SUPPLIED INFORMATION
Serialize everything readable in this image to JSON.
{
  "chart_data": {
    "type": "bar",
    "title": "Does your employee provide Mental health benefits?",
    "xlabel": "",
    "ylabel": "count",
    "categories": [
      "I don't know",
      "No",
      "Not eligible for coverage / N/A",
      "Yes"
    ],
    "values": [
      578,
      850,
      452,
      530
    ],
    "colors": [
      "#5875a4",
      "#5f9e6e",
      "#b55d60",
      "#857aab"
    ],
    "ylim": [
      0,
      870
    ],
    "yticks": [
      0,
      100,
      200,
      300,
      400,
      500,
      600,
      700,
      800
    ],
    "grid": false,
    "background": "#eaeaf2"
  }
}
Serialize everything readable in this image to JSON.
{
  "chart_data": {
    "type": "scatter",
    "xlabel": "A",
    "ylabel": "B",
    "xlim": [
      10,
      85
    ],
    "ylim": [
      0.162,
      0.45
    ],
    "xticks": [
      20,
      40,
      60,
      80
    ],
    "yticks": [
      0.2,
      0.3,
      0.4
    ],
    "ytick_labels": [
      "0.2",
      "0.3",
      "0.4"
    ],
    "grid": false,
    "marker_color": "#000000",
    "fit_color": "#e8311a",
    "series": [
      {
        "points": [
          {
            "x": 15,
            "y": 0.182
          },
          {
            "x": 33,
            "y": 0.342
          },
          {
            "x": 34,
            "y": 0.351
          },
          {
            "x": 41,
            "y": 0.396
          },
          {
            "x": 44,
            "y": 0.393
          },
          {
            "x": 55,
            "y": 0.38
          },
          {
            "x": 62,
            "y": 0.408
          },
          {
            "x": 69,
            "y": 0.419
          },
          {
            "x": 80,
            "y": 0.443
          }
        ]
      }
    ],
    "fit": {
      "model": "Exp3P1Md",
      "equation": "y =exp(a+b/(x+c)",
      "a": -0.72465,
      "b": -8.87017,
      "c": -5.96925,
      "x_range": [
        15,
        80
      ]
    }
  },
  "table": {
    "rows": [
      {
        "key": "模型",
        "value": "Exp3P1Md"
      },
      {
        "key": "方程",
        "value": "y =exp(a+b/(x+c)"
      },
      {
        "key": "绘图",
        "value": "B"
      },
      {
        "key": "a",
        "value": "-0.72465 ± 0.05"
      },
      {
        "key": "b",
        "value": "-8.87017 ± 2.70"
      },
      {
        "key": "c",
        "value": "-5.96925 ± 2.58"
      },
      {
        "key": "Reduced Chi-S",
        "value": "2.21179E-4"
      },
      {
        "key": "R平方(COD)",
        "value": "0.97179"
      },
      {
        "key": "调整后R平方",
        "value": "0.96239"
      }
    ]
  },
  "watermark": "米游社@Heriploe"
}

TASK BRIEF
Restate the records, all of them, precisely as written.

TASK RESULT
Serialize everything readable in this image to JSON.
{
  "chart_data": {
    "type": "bar",
    "title": "Does your employee provide Mental health benefits?",
    "xlabel": "",
    "ylabel": "count",
    "categories": [
      "I don't know",
      "No",
      "Not eligible for coverage / N/A",
      "Yes"
    ],
    "values": [
      578,
      850,
      452,
      530
    ],
    "colors": [
      "#5875a4",
      "#5f9e6e",
      "#b55d60",
      "#857aab"
    ],
    "ylim": [
      0,
      870
    ],
    "yticks": [
      0,
      100,
      200,
      300,
      400,
      500,
      600,
      700,
      800
    ],
    "grid": false,
    "background": "#eaeaf2"
  }
}
Serialize everything readable in this image to JSON.
{
  "chart_data": {
    "type": "scatter",
    "xlabel": "A",
    "ylabel": "B",
    "xlim": [
      10,
      85
    ],
    "ylim": [
      0.162,
      0.45
    ],
    "xticks": [
      20,
      40,
      60,
      80
    ],
    "yticks": [
      0.2,
      0.3,
      0.4
    ],
    "ytick_labels": [
      "0.2",
      "0.3",
      "0.4"
    ],
    "grid": false,
    "marker_color": "#000000",
    "fit_color": "#e8311a",
    "series": [
      {
        "points": [
          {
            "x": 15,
            "y": 0.182
          },
          {
            "x": 33,
            "y": 0.342
          },
          {
            "x": 34,
            "y": 0.351
          },
          {
            "x": 41,
            "y": 0.396
          },
          {
            "x": 44,
            "y": 0.393
          },
          {
            "x": 55,
            "y": 0.38
          },
          {
            "x": 62,
            "y": 0.408
          },
          {
            "x": 69,
            "y": 0.419
          },
          {
            "x": 80,
            "y": 0.443
          }
        ]
      }
    ],
    "fit": {
      "model": "Exp3P1Md",
      "equation": "y =exp(a+b/(x+c)",
      "a": -0.72465,
      "b": -8.87017,
      "c": -5.96925,
      "x_range": [
        15,
        80
      ]
    }
  },
  "table": {
    "rows": [
      {
        "key": "模型",
        "value": "Exp3P1Md"
      },
      {
        "key": "方程",
        "value": "y =exp(a+b/(x+c)"
      },
      {
        "key": "绘图",
        "value": "B"
      },
      {
        "key": "a",
        "value": "-0.72465 ± 0.05"
      },
      {
        "key": "b",
        "value": "-8.87017 ± 2.70"
      },
      {
        "key": "c",
        "value": "-5.96925 ± 2.58"
      },
      {
        "key": "Reduced Chi-S",
        "value": "2.21179E-4"
      },
      {
        "key": "R平方(COD)",
        "value": "0.97179"
      },
      {
        "key": "调整后R平方",
        "value": "0.96239"
      }
    ]
  },
  "watermark": "米游社@Heriploe"
}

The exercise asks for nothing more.